Dataset records:
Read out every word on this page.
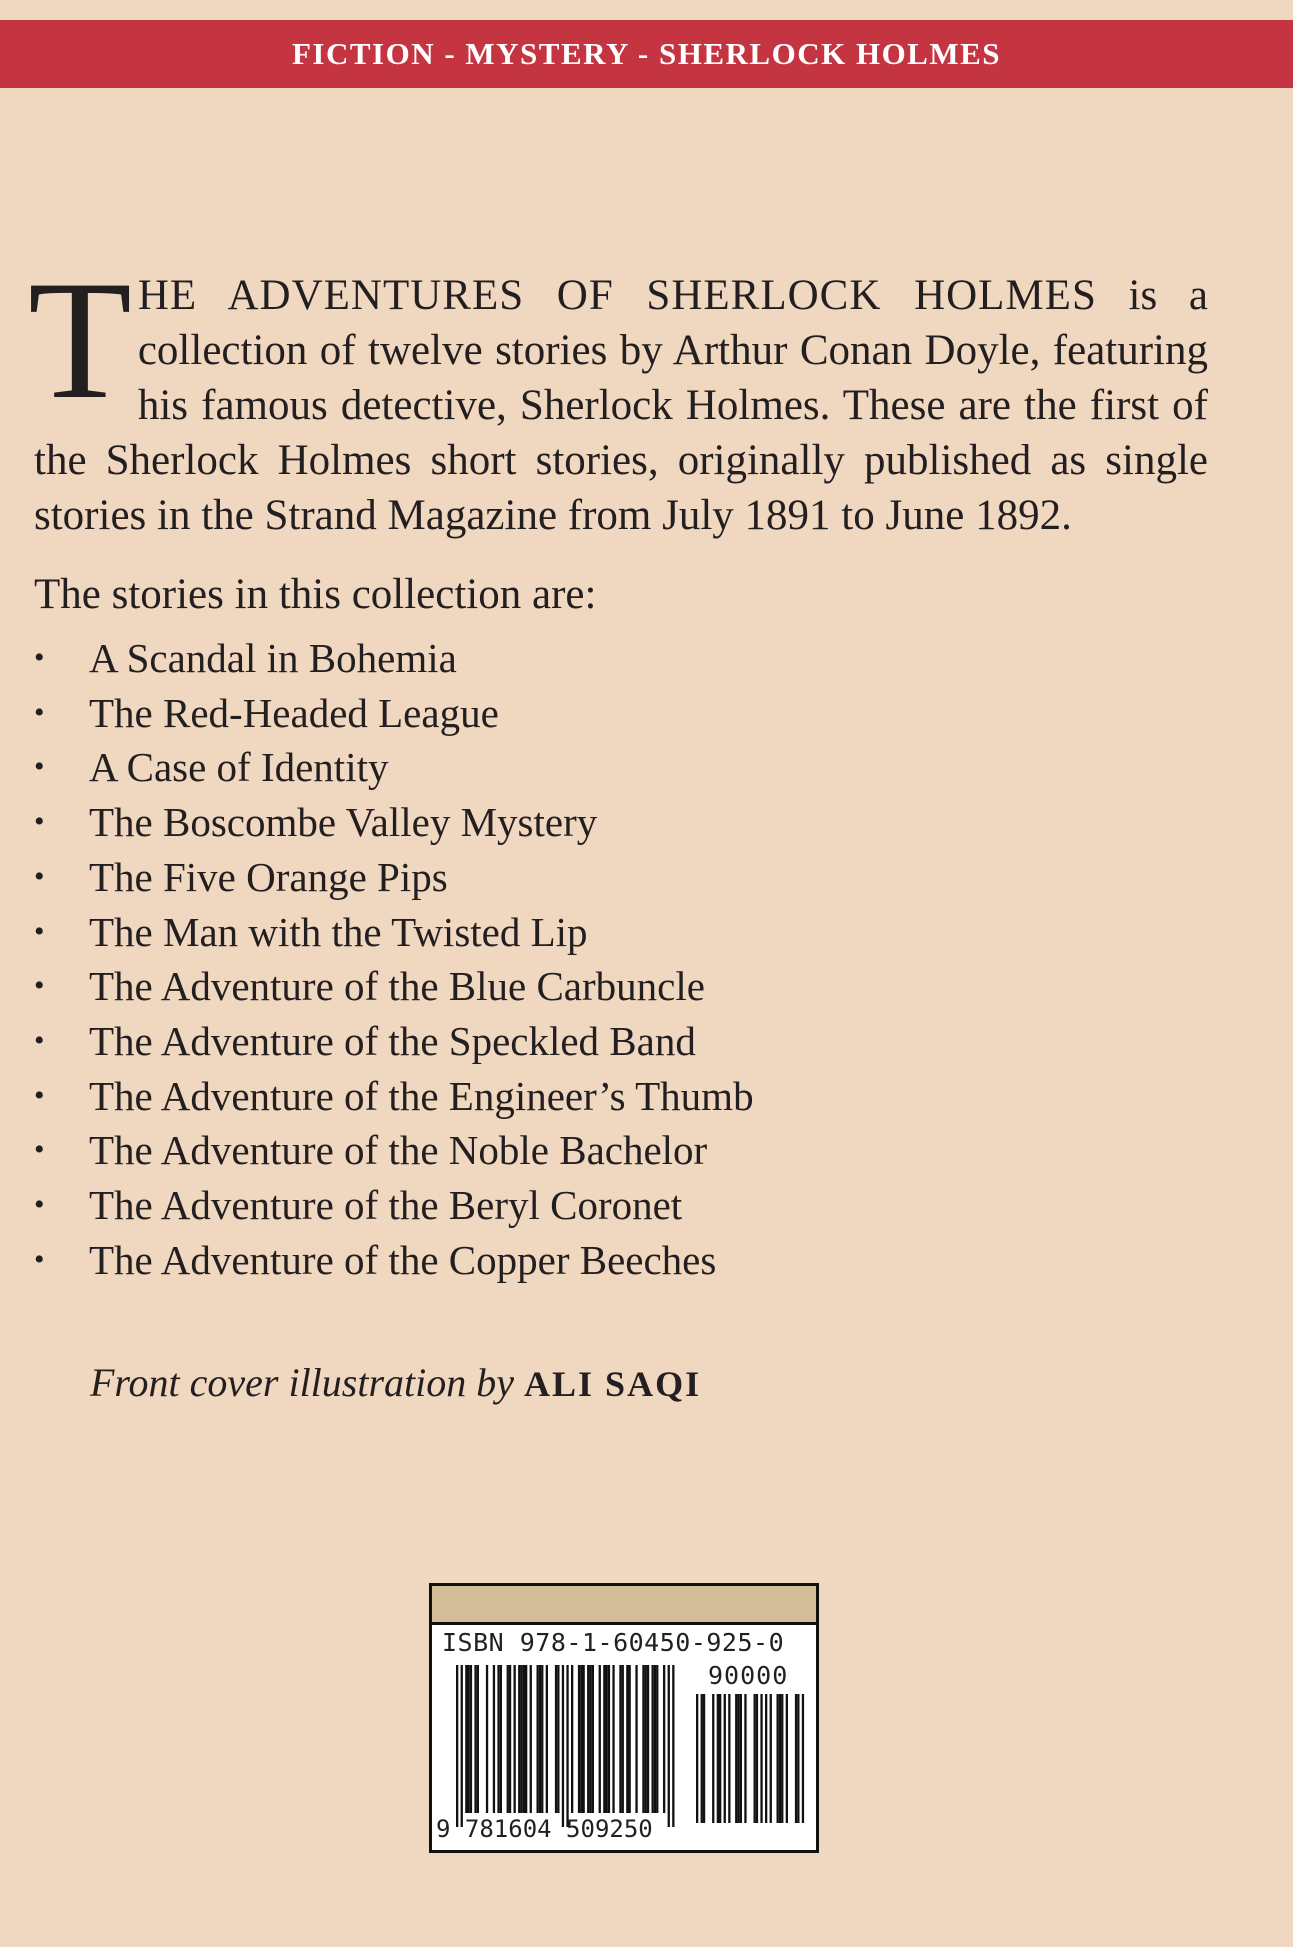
FICTION - MYSTERY - SHERLOCK HOLMES

THE ADVENTURES OF SHERLOCK HOLMES is a collection of twelve stories by Arthur Conan Doyle, featuring his famous detective, Sherlock Holmes. These are the first of the Sherlock Holmes short stories, originally published as single stories in the Strand Magazine from July 1891 to June 1892.

The stories in this collection are:

• A Scandal in Bohemia
• The Red-Headed League
• A Case of Identity
• The Boscombe Valley Mystery
• The Five Orange Pips
• The Man with the Twisted Lip
• The Adventure of the Blue Carbuncle
• The Adventure of the Speckled Band
• The Adventure of the Engineer’s Thumb
• The Adventure of the Noble Bachelor
• The Adventure of the Beryl Coronet
• The Adventure of the Copper Beeches

Front cover illustration by ALI SAQI

ISBN 978-1-60450-925-0
90000
9 781604 509250
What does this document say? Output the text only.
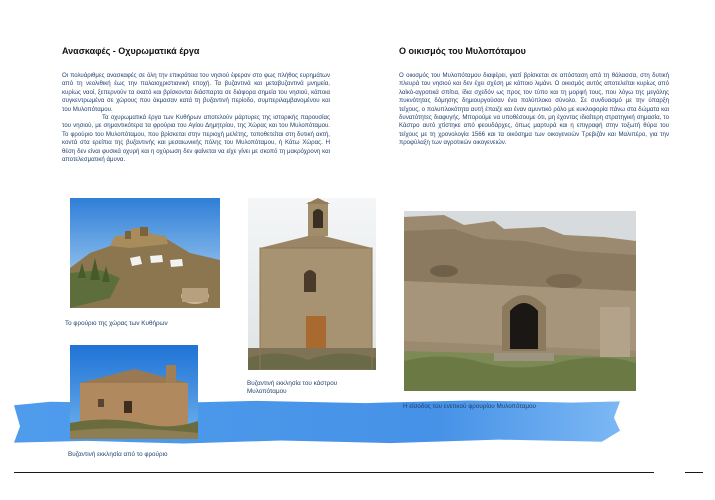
Ανασκαφές - Οχυρωματικά έργα

Οι πολυάριθμες ανασκαφές σε όλη την επικράτεια του νησιού έφεραν στο φως πλήθος ευρημάτων από τη νεολιθική έως την παλαιοχριστιανική εποχή. Τα βυζαντινά και μεταβυζαντινά μνημεία, κυρίως ναοί, ξεπερνούν τα εκατό και βρίσκονται διάσπαρτα σε διάφορα σημεία του νησιού, κάποια συγκεντρωμένα σε χώρους που άκμασαν κατά τη βυζαντινή περίοδο, συμπεριλαμβανομένου και του Μυλοπόταμου.

Τα οχυρωματικά έργα των Κυθήρων αποτελούν μάρτυρες της ιστορικής παρουσίας του νησιού, με σημαντικότερα τα φρούρια του Αγίου Δημητρίου, της Χώρας και του Μυλοπόταμου. Το φρούριο του Μυλοπόταμου, που βρίσκεται στην περιοχή μελέτης, τοποθετείται στη δυτική ακτή, κοντά στα ερείπια της βυζαντινής και μεσαιωνικής πόλης του Μυλοπόταμου, ή Κάτω Χώρας. Η θέση δεν είναι φυσικά οχυρή και η οχύρωση δεν φαίνεται να είχε γίνει με σκοπό τη μακρόχρονη και αποτελεσματική άμυνα.

Ο οικισμός του Μυλοπόταμου

Ο οικισμός του Μυλοπόταμου διαφέρει, γιατί βρίσκεται σε απόσταση από τη θάλασσα, στη δυτική πλευρά του νησιού και δεν έχει σχέση με κάποιο λιμάνι. Ο οικισμός αυτός αποτελείται κυρίως από λαϊκό-αγροτικά σπίτια, ίδια σχεδόν ως προς τον τύπο και τη μορφή τους, που λόγω της μεγάλης πυκνότητας δόμησης δημιουργούσαν ένα πολύπλοκο σύνολο. Σε συνδυασμό με την ύπαρξη τείχους, ο πολυπλοκότητα αυτή έπαιζε και έναν αμυντικό ρόλο με κυκλοφορία πάνω στα δώματα και δυνατότητες διαφυγής. Μπορούμε να υποθέσουμε ότι, μη έχοντας ιδιαίτερη στρατηγική σημασία, το Κάστρο αυτό χτίστηκε από φεουδάρχες, όπως μαρτυρά και η επιγραφή στην τοξωτή θύρα του τείχους με τη χρονολογία 1566 και τα οικόσημα των οικογενειών Τρεβιζάν και Μαλιπέρο, για την προφύλαξη των αγροτικών οικογενειών.

Το φρούριο της χώρας των Κυθήρων
Βυζαντινή εκκλησία του κάστρου Μυλοπόταμου
Η είσοδος του ενετικού φρουρίου Μυλοπόταμου
Βυζαντινή εκκλησία από το φρούριο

■ **Task to complete**: Work out the number of lines above that include the string "SHERLOCK" and write only that number.

■ **Response to the task**: 2